What is required:
Don't copy the pictures; return every other part of the records exactly.

Record extracts:
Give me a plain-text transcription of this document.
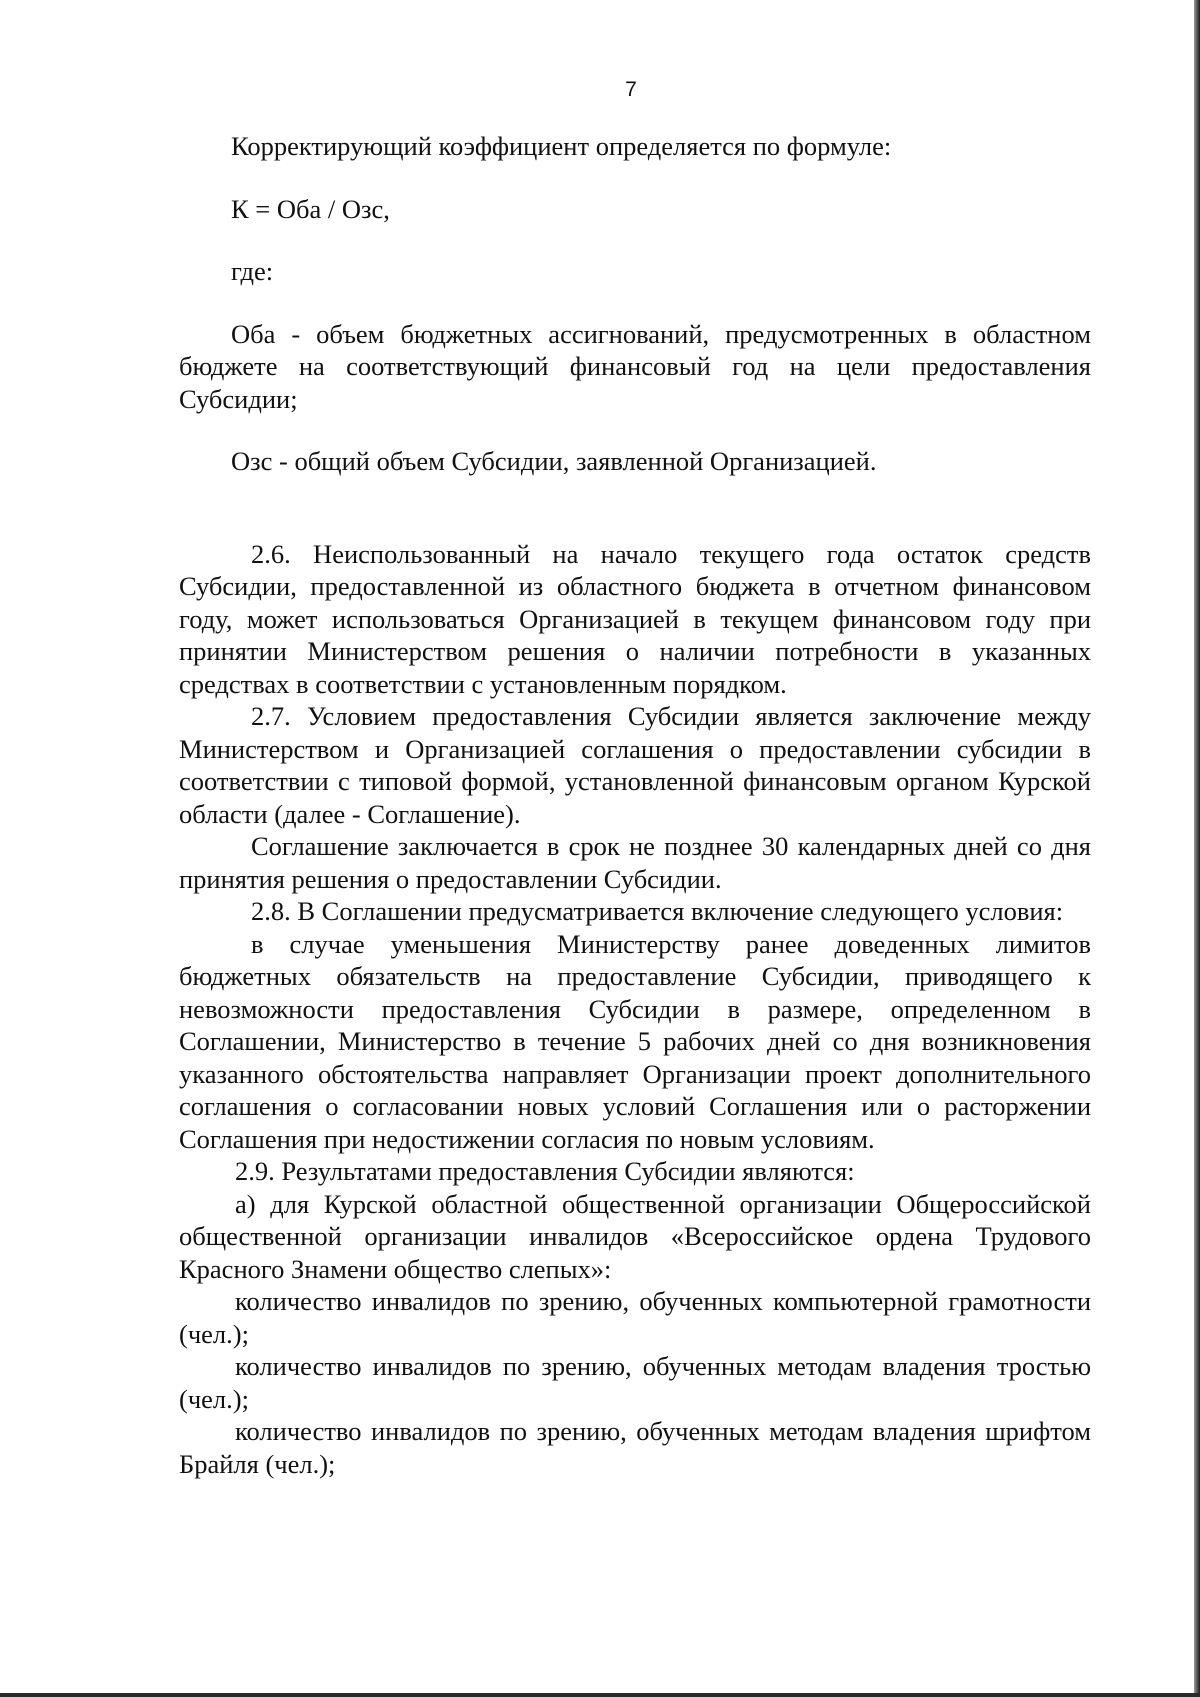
7

Корректирующий коэффициент определяется по формуле:

К = Оба / Озс,

где:

Оба - объем бюджетных ассигнований, предусмотренных в областном бюджете на соответствующий финансовый год на цели предоставления Субсидии;

Озс - общий объем Субсидии, заявленной Организацией.

2.6. Неиспользованный на начало текущего года остаток средств Субсидии, предоставленной из областного бюджета в отчетном финансовом году, может использоваться Организацией в текущем финансовом году при принятии Министерством решения о наличии потребности в указанных средствах в соответствии с установленным порядком.

2.7. Условием предоставления Субсидии является заключение между Министерством и Организацией соглашения о предоставлении субсидии в соответствии с типовой формой, установленной финансовым органом Курской области (далее - Соглашение).

Соглашение заключается в срок не позднее 30 календарных дней со дня принятия решения о предоставлении Субсидии.

2.8. В Соглашении предусматривается включение следующего условия:

в случае уменьшения Министерству ранее доведенных лимитов бюджетных обязательств на предоставление Субсидии, приводящего к невозможности предоставления Субсидии в размере, определенном в Соглашении, Министерство в течение 5 рабочих дней со дня возникновения указанного обстоятельства направляет Организации проект дополнительного соглашения о согласовании новых условий Соглашения или о расторжении Соглашения при недостижении согласия по новым условиям.

2.9. Результатами предоставления Субсидии являются:

а) для Курской областной общественной организации Общероссийской общественной организации инвалидов «Всероссийское ордена Трудового Красного Знамени общество слепых»:

количество инвалидов по зрению, обученных компьютерной грамотности (чел.);

количество инвалидов по зрению, обученных методам владения тростью (чел.);

количество инвалидов по зрению, обученных методам владения шрифтом Брайля (чел.);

Correct answer:
Give me a plain-text transcription of this document.
7

Корректирующий коэффициент определяется по формуле:

К = Оба / Озс,

где:

Оба - объем бюджетных ассигнований, предусмотренных в областном бюджете на соответствующий финансовый год на цели предоставления Субсидии;

Озс - общий объем Субсидии, заявленной Организацией.

2.6. Неиспользованный на начало текущего года остаток средств Субсидии, предоставленной из областного бюджета в отчетном финансовом году, может использоваться Организацией в текущем финансовом году при принятии Министерством решения о наличии потребности в указанных средствах в соответствии с установленным порядком.

2.7. Условием предоставления Субсидии является заключение между Министерством и Организацией соглашения о предоставлении субсидии в соответствии с типовой формой, установленной финансовым органом Курской области (далее - Соглашение).

Соглашение заключается в срок не позднее 30 календарных дней со дня принятия решения о предоставлении Субсидии.

2.8. В Соглашении предусматривается включение следующего условия:

в случае уменьшения Министерству ранее доведенных лимитов бюджетных обязательств на предоставление Субсидии, приводящего к невозможности предоставления Субсидии в размере, определенном в Соглашении, Министерство в течение 5 рабочих дней со дня возникновения указанного обстоятельства направляет Организации проект дополнительного соглашения о согласовании новых условий Соглашения или о расторжении Соглашения при недостижении согласия по новым условиям.

2.9. Результатами предоставления Субсидии являются:

а) для Курской областной общественной организации Общероссийской общественной организации инвалидов «Всероссийское ордена Трудового Красного Знамени общество слепых»:

количество инвалидов по зрению, обученных компьютерной грамотности (чел.);

количество инвалидов по зрению, обученных методам владения тростью (чел.);

количество инвалидов по зрению, обученных методам владения шрифтом Брайля (чел.);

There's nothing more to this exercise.